EXERCISE AIM:
Gather from the material every line that contains the string "icon".

RECORDS FOR THE EXERCISE:
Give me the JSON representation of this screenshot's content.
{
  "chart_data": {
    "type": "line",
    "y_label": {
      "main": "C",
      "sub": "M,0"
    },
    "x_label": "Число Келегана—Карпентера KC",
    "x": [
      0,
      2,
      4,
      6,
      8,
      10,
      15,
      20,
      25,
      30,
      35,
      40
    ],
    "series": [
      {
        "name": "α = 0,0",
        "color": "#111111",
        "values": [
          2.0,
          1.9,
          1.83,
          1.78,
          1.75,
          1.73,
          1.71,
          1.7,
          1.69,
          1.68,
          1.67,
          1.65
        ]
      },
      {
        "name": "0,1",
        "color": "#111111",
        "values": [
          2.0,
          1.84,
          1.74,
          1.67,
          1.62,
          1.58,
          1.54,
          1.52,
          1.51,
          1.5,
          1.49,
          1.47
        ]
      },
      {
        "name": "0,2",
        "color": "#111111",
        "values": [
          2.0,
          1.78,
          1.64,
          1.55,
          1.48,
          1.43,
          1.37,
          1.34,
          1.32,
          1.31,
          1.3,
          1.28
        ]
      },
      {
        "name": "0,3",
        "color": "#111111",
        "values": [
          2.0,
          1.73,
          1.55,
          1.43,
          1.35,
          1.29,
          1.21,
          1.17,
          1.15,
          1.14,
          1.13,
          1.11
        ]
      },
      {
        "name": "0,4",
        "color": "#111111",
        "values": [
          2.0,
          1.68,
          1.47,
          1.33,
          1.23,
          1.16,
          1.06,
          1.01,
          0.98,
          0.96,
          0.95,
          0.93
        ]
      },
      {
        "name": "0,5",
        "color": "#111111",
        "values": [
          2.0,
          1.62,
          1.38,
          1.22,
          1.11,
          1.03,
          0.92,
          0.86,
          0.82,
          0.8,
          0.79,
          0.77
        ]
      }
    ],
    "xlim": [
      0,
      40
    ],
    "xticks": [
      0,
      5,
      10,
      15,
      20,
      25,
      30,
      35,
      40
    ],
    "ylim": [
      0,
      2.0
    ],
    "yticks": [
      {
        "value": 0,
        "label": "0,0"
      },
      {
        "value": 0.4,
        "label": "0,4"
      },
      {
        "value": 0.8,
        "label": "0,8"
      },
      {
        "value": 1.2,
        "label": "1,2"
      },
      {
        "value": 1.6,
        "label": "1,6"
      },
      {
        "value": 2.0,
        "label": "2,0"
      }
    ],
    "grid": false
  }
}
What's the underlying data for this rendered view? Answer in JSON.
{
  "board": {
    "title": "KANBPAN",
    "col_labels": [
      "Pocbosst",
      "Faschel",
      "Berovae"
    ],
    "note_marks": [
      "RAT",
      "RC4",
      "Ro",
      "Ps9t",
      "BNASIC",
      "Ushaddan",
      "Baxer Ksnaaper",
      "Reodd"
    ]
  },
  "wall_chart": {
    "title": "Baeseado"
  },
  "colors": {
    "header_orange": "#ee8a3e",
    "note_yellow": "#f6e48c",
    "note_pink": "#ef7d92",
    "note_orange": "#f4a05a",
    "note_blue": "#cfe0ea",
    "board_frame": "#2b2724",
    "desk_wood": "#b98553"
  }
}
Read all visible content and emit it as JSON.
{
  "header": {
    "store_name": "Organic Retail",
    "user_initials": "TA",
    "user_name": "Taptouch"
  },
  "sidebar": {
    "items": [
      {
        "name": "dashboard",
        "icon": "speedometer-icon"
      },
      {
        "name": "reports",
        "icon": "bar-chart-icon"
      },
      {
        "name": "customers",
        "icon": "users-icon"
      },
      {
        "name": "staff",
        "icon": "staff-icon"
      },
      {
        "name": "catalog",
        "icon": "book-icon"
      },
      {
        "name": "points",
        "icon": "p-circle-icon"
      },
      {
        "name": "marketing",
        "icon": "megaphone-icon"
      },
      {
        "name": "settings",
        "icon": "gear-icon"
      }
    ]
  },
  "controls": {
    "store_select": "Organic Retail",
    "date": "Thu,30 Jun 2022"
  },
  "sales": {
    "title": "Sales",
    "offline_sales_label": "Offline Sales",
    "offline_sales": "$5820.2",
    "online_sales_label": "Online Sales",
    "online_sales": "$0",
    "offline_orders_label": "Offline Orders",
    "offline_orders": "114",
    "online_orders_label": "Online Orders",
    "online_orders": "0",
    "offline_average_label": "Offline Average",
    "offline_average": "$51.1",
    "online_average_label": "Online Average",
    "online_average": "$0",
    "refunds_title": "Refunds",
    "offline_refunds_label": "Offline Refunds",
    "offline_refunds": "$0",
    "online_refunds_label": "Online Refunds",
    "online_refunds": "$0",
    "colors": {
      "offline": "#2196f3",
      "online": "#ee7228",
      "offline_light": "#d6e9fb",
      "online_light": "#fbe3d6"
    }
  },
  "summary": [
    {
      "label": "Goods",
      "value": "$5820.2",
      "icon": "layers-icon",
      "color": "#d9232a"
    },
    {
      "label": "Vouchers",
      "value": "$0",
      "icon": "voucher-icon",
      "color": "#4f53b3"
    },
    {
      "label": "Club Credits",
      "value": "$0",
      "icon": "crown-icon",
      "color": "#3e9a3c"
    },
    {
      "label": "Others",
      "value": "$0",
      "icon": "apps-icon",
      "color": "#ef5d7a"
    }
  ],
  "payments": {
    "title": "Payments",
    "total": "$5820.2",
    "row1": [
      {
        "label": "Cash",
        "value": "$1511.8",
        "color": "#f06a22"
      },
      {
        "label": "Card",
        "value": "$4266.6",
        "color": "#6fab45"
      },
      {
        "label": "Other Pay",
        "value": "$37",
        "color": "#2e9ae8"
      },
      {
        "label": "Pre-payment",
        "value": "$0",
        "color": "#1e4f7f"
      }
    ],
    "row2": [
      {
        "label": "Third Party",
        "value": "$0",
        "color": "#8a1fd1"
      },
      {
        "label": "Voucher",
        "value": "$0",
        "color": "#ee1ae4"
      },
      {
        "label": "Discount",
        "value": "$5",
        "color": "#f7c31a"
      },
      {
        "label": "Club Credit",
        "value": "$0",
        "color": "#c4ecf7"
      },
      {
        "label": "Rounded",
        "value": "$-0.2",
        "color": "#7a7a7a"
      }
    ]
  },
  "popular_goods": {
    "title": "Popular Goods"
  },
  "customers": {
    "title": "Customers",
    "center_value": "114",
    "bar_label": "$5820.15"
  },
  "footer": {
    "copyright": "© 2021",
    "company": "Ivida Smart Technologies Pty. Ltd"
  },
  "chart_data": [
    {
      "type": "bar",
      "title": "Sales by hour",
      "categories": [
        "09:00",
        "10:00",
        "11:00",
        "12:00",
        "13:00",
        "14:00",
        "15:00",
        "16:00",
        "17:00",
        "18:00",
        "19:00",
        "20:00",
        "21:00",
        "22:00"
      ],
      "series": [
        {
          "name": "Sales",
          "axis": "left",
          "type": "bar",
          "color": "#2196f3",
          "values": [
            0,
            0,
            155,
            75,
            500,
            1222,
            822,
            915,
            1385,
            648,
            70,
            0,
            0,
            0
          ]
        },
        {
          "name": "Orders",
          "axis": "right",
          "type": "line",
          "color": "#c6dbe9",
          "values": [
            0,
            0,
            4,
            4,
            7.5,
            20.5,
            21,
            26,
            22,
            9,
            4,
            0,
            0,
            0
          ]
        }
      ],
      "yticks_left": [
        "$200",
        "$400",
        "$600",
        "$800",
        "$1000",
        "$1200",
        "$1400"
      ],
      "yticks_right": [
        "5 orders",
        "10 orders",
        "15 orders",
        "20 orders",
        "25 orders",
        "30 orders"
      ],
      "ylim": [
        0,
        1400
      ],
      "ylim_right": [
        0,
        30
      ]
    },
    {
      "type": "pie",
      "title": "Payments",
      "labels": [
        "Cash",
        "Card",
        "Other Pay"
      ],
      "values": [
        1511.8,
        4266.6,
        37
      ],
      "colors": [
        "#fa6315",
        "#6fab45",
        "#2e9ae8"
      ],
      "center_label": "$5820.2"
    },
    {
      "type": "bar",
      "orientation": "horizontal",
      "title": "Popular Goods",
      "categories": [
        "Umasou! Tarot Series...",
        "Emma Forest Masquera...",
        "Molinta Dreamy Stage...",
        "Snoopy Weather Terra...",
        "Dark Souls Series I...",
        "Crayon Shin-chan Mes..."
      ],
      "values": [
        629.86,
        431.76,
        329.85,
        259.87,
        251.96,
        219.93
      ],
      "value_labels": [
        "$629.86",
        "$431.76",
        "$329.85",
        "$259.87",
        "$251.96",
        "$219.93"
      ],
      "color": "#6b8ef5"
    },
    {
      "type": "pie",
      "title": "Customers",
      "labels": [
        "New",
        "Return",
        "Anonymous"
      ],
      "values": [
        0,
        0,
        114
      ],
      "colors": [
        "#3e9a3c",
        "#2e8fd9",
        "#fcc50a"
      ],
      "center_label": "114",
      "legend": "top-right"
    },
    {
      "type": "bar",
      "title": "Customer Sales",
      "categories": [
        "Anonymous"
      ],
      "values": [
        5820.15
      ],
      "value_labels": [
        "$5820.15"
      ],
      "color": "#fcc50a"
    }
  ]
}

RESULT OF THE EXERCISE:
        "icon": "speedometer-icon"
        "icon": "bar-chart-icon"
        "icon": "users-icon"
        "icon": "staff-icon"
        "icon": "book-icon"
        "icon": "p-circle-icon"
        "icon": "megaphone-icon"
        "icon": "gear-icon"
      "icon": "layers-icon",
      "icon": "voucher-icon",
      "icon": "crown-icon",
      "icon": "apps-icon",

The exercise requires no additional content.